* Objective: Each line of the listing must be transcribed exactly, except for the images, which should be excluded.

* Task material:
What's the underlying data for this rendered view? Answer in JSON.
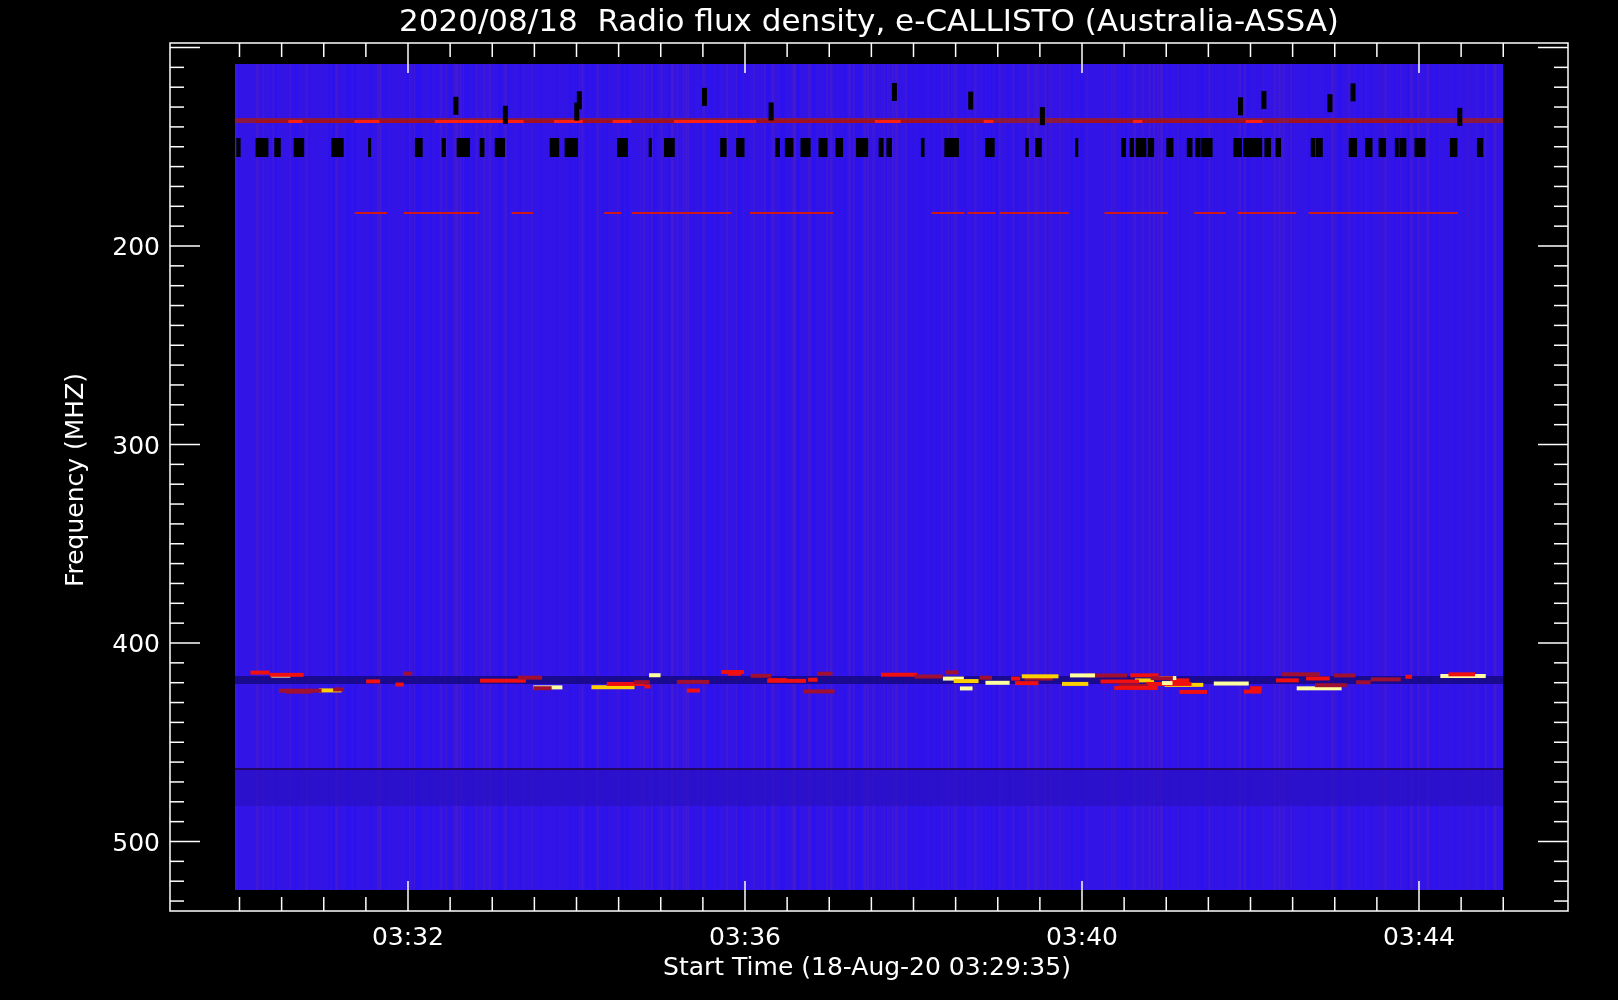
{
  "title": "2020/08/18  Radio flux density, e-CALLISTO (Australia-ASSA)",
  "y_axis": {
    "label": "Frequency (MHZ)",
    "ticks": [
      "200",
      "300",
      "400",
      "500"
    ]
  },
  "x_axis": {
    "label": "Start Time (18-Aug-20 03:29:35)",
    "ticks": [
      "03:32",
      "03:36",
      "03:40",
      "03:44"
    ]
  }
}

* Result of this exercise:
What's the underlying data for this rendered view? Answer in JSON.
{
  "title": "2020/08/18  Radio flux density, e-CALLISTO (Australia-ASSA)",
  "y_axis": {
    "label": "Frequency (MHZ)",
    "ticks": [
      "200",
      "300",
      "400",
      "500"
    ]
  },
  "x_axis": {
    "label": "Start Time (18-Aug-20 03:29:35)",
    "ticks": [
      "03:32",
      "03:36",
      "03:40",
      "03:44"
    ]
  }
}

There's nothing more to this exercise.